• [Directions]
Output the lines that follow exactly as they are.
>> start Record list
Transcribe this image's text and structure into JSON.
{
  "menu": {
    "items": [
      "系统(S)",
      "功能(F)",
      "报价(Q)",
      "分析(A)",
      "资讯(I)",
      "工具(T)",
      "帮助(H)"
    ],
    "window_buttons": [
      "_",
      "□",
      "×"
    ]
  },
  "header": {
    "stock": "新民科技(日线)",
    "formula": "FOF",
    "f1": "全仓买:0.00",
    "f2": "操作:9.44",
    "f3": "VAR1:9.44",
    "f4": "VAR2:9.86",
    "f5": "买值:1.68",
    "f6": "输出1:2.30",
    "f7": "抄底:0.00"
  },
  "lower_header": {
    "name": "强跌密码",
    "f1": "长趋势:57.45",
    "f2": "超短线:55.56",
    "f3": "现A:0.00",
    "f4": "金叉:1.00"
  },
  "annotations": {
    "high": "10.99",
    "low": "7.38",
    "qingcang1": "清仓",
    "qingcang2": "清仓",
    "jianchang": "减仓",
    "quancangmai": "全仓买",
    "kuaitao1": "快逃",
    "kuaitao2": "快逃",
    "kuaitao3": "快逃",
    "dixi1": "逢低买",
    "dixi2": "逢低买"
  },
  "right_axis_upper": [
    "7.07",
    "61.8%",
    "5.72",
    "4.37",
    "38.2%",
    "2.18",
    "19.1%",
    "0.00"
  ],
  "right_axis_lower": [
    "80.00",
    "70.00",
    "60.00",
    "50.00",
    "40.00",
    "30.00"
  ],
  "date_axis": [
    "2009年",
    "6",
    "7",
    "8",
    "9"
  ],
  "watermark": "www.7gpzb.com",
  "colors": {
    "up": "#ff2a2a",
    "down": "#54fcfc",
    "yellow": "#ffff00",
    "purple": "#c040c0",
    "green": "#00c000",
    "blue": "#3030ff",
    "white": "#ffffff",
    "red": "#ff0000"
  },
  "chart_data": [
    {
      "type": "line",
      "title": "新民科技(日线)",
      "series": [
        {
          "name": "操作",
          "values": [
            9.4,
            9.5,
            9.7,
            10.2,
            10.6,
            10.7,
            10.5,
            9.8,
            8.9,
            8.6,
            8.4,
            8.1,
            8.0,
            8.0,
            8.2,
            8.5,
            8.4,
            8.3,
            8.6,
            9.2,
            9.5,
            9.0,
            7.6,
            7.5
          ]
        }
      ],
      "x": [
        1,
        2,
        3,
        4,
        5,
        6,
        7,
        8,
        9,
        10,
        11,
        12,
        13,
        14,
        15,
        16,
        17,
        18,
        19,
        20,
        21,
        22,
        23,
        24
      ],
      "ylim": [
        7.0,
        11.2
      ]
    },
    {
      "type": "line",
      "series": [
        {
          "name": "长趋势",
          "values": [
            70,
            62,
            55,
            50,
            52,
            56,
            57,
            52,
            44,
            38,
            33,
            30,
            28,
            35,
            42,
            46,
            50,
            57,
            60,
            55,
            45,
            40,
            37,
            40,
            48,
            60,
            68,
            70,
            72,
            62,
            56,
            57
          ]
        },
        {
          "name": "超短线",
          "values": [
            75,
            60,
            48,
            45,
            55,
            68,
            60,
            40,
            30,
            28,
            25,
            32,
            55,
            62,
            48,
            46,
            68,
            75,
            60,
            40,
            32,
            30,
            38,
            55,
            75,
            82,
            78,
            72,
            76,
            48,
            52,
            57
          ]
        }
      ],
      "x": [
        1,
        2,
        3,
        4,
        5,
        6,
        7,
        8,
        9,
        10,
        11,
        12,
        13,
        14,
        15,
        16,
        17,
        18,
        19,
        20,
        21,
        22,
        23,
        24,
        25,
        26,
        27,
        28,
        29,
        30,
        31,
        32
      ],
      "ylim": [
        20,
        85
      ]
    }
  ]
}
>> end Record list
• [Response to this task]
Transcribe this image's text and structure into JSON.
{
  "menu": {
    "items": [
      "系统(S)",
      "功能(F)",
      "报价(Q)",
      "分析(A)",
      "资讯(I)",
      "工具(T)",
      "帮助(H)"
    ],
    "window_buttons": [
      "_",
      "□",
      "×"
    ]
  },
  "header": {
    "stock": "新民科技(日线)",
    "formula": "FOF",
    "f1": "全仓买:0.00",
    "f2": "操作:9.44",
    "f3": "VAR1:9.44",
    "f4": "VAR2:9.86",
    "f5": "买值:1.68",
    "f6": "输出1:2.30",
    "f7": "抄底:0.00"
  },
  "lower_header": {
    "name": "强跌密码",
    "f1": "长趋势:57.45",
    "f2": "超短线:55.56",
    "f3": "现A:0.00",
    "f4": "金叉:1.00"
  },
  "annotations": {
    "high": "10.99",
    "low": "7.38",
    "qingcang1": "清仓",
    "qingcang2": "清仓",
    "jianchang": "减仓",
    "quancangmai": "全仓买",
    "kuaitao1": "快逃",
    "kuaitao2": "快逃",
    "kuaitao3": "快逃",
    "dixi1": "逢低买",
    "dixi2": "逢低买"
  },
  "right_axis_upper": [
    "7.07",
    "61.8%",
    "5.72",
    "4.37",
    "38.2%",
    "2.18",
    "19.1%",
    "0.00"
  ],
  "right_axis_lower": [
    "80.00",
    "70.00",
    "60.00",
    "50.00",
    "40.00",
    "30.00"
  ],
  "date_axis": [
    "2009年",
    "6",
    "7",
    "8",
    "9"
  ],
  "watermark": "www.7gpzb.com",
  "colors": {
    "up": "#ff2a2a",
    "down": "#54fcfc",
    "yellow": "#ffff00",
    "purple": "#c040c0",
    "green": "#00c000",
    "blue": "#3030ff",
    "white": "#ffffff",
    "red": "#ff0000"
  },
  "chart_data": [
    {
      "type": "line",
      "title": "新民科技(日线)",
      "series": [
        {
          "name": "操作",
          "values": [
            9.4,
            9.5,
            9.7,
            10.2,
            10.6,
            10.7,
            10.5,
            9.8,
            8.9,
            8.6,
            8.4,
            8.1,
            8.0,
            8.0,
            8.2,
            8.5,
            8.4,
            8.3,
            8.6,
            9.2,
            9.5,
            9.0,
            7.6,
            7.5
          ]
        }
      ],
      "x": [
        1,
        2,
        3,
        4,
        5,
        6,
        7,
        8,
        9,
        10,
        11,
        12,
        13,
        14,
        15,
        16,
        17,
        18,
        19,
        20,
        21,
        22,
        23,
        24
      ],
      "ylim": [
        7.0,
        11.2
      ]
    },
    {
      "type": "line",
      "series": [
        {
          "name": "长趋势",
          "values": [
            70,
            62,
            55,
            50,
            52,
            56,
            57,
            52,
            44,
            38,
            33,
            30,
            28,
            35,
            42,
            46,
            50,
            57,
            60,
            55,
            45,
            40,
            37,
            40,
            48,
            60,
            68,
            70,
            72,
            62,
            56,
            57
          ]
        },
        {
          "name": "超短线",
          "values": [
            75,
            60,
            48,
            45,
            55,
            68,
            60,
            40,
            30,
            28,
            25,
            32,
            55,
            62,
            48,
            46,
            68,
            75,
            60,
            40,
            32,
            30,
            38,
            55,
            75,
            82,
            78,
            72,
            76,
            48,
            52,
            57
          ]
        }
      ],
      "x": [
        1,
        2,
        3,
        4,
        5,
        6,
        7,
        8,
        9,
        10,
        11,
        12,
        13,
        14,
        15,
        16,
        17,
        18,
        19,
        20,
        21,
        22,
        23,
        24,
        25,
        26,
        27,
        28,
        29,
        30,
        31,
        32
      ],
      "ylim": [
        20,
        85
      ]
    }
  ]
}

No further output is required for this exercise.